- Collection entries
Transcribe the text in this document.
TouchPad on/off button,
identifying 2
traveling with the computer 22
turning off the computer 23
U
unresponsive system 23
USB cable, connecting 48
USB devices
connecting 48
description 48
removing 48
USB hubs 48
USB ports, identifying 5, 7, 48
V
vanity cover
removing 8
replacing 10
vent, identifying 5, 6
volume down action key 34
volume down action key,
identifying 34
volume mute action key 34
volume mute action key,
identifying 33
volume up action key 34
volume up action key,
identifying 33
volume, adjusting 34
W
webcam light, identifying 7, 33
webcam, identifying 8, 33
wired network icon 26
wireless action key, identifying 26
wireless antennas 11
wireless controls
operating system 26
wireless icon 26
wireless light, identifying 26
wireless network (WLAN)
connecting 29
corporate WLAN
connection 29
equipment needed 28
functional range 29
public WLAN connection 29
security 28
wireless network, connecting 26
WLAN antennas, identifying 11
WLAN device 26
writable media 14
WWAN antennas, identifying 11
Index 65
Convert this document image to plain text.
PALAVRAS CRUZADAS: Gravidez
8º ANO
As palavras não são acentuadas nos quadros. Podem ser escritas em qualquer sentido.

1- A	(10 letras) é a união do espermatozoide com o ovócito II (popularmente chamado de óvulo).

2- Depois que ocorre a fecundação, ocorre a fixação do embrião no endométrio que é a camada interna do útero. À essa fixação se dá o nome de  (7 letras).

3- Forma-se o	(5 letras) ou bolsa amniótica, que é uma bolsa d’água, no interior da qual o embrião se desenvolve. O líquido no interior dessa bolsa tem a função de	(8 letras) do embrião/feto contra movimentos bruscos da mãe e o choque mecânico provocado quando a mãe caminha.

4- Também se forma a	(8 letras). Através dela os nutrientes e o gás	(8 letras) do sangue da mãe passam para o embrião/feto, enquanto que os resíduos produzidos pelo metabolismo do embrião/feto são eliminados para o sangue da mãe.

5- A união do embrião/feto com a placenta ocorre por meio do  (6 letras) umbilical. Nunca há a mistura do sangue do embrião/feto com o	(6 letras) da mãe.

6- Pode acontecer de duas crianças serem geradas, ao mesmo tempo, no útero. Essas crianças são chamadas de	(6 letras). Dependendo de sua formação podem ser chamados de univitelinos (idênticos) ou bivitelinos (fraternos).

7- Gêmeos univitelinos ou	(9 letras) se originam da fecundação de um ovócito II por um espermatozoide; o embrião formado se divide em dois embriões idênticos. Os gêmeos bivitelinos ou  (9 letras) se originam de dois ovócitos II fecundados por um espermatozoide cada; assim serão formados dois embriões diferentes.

- Direction
Scan the records for the string "antennas". Copy each line in which it appears.

- Worked answer
wireless antennas 11
WLAN antennas, identifying 11
WWAN antennas, identifying 11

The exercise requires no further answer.